- Instruction -
Leave out the pictures and copy every record exactly.

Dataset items
□ □ □ □
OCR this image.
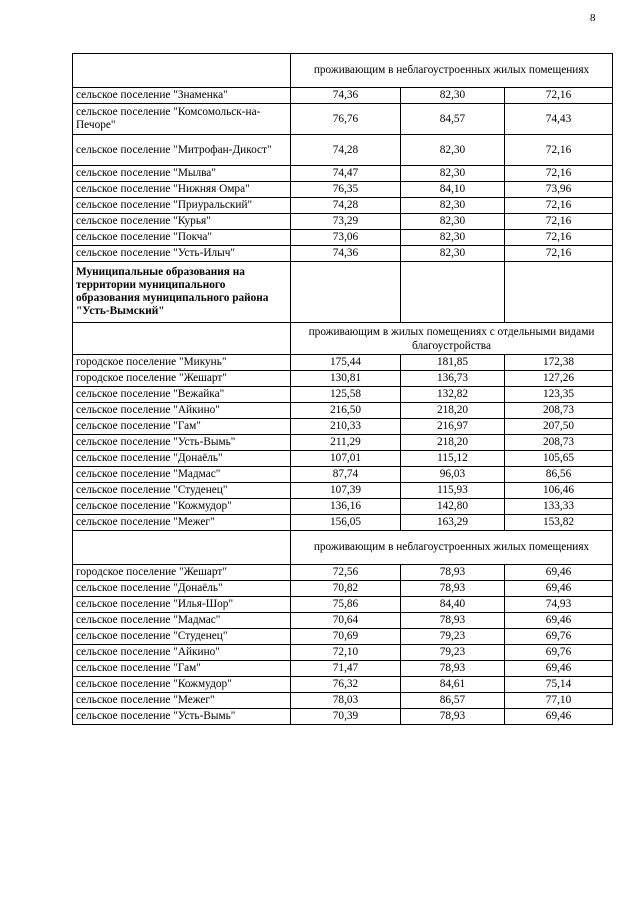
8
	проживающим в неблагоустроенных жилых помещениях		
сельское поселение "Знаменка"	74,36	82,30	72,16
сельское поселение "Комсомольск-на-Печоре"	76,76	84,57	74,43
сельское поселение "Митрофан-Дикост"	74,28	82,30	72,16
сельское поселение "Мылва"	74,47	82,30	72,16
сельское поселение "Нижняя Омра"	76,35	84,10	73,96
сельское поселение "Приуральский"	74,28	82,30	72,16
сельское поселение "Курья"	73,29	82,30	72,16
сельское поселение "Покча"	73,06	82,30	72,16
сельское поселение "Усть-Илыч"	74,36	82,30	72,16
Муниципальные образования на территории муниципального образования муниципального района "Усть-Вымский"			
	проживающим в жилых помещениях с отдельными видами благоустройства		
городское поселение "Микунь"	175,44	181,85	172,38
городское поселение "Жешарт"	130,81	136,73	127,26
сельское поселение "Вежайка"	125,58	132,82	123,35
сельское поселение "Айкино"	216,50	218,20	208,73
сельское поселение "Гам"	210,33	216,97	207,50
сельское поселение "Усть-Вымь"	211,29	218,20	208,73
сельское поселение "Донаёль"	107,01	115,12	105,65
сельское поселение "Мадмас"	87,74	96,03	86,56
сельское поселение "Студенец"	107,39	115,93	106,46
сельское поселение "Кожмудор"	136,16	142,80	133,33
сельское поселение "Межег"	156,05	163,29	153,82
	проживающим в неблагоустроенных жилых помещениях		
городское поселение "Жешарт"	72,56	78,93	69,46
сельское поселение "Донаёль"	70,82	78,93	69,46
сельское поселение "Илья-Шор"	75,86	84,40	74,93
сельское поселение "Мадмас"	70,64	78,93	69,46
сельское поселение "Студенец"	70,69	79,23	69,76
сельское поселение "Айкино"	72,10	79,23	69,76
сельское поселение "Гам"	71,47	78,93	69,46
сельское поселение "Кожмудор"	76,32	84,61	75,14
сельское поселение "Межег"	78,03	86,57	77,10
сельское поселение "Усть-Вымь"	70,39	78,93	69,46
□ □ □ □
- Solution to this problem -
OCR this image.
8
	проживающим в неблагоустроенных жилых помещениях		
сельское поселение "Знаменка"	74,36	82,30	72,16
сельское поселение "Комсомольск-на-Печоре"	76,76	84,57	74,43
сельское поселение "Митрофан-Дикост"	74,28	82,30	72,16
сельское поселение "Мылва"	74,47	82,30	72,16
сельское поселение "Нижняя Омра"	76,35	84,10	73,96
сельское поселение "Приуральский"	74,28	82,30	72,16
сельское поселение "Курья"	73,29	82,30	72,16
сельское поселение "Покча"	73,06	82,30	72,16
сельское поселение "Усть-Илыч"	74,36	82,30	72,16
Муниципальные образования на территории муниципального образования муниципального района "Усть-Вымский"			
	проживающим в жилых помещениях с отдельными видами благоустройства		
городское поселение "Микунь"	175,44	181,85	172,38
городское поселение "Жешарт"	130,81	136,73	127,26
сельское поселение "Вежайка"	125,58	132,82	123,35
сельское поселение "Айкино"	216,50	218,20	208,73
сельское поселение "Гам"	210,33	216,97	207,50
сельское поселение "Усть-Вымь"	211,29	218,20	208,73
сельское поселение "Донаёль"	107,01	115,12	105,65
сельское поселение "Мадмас"	87,74	96,03	86,56
сельское поселение "Студенец"	107,39	115,93	106,46
сельское поселение "Кожмудор"	136,16	142,80	133,33
сельское поселение "Межег"	156,05	163,29	153,82
	проживающим в неблагоустроенных жилых помещениях		
городское поселение "Жешарт"	72,56	78,93	69,46
сельское поселение "Донаёль"	70,82	78,93	69,46
сельское поселение "Илья-Шор"	75,86	84,40	74,93
сельское поселение "Мадмас"	70,64	78,93	69,46
сельское поселение "Студенец"	70,69	79,23	69,76
сельское поселение "Айкино"	72,10	79,23	69,76
сельское поселение "Гам"	71,47	78,93	69,46
сельское поселение "Кожмудор"	76,32	84,61	75,14
сельское поселение "Межег"	78,03	86,57	77,10
сельское поселение "Усть-Вымь"	70,39	78,93	69,46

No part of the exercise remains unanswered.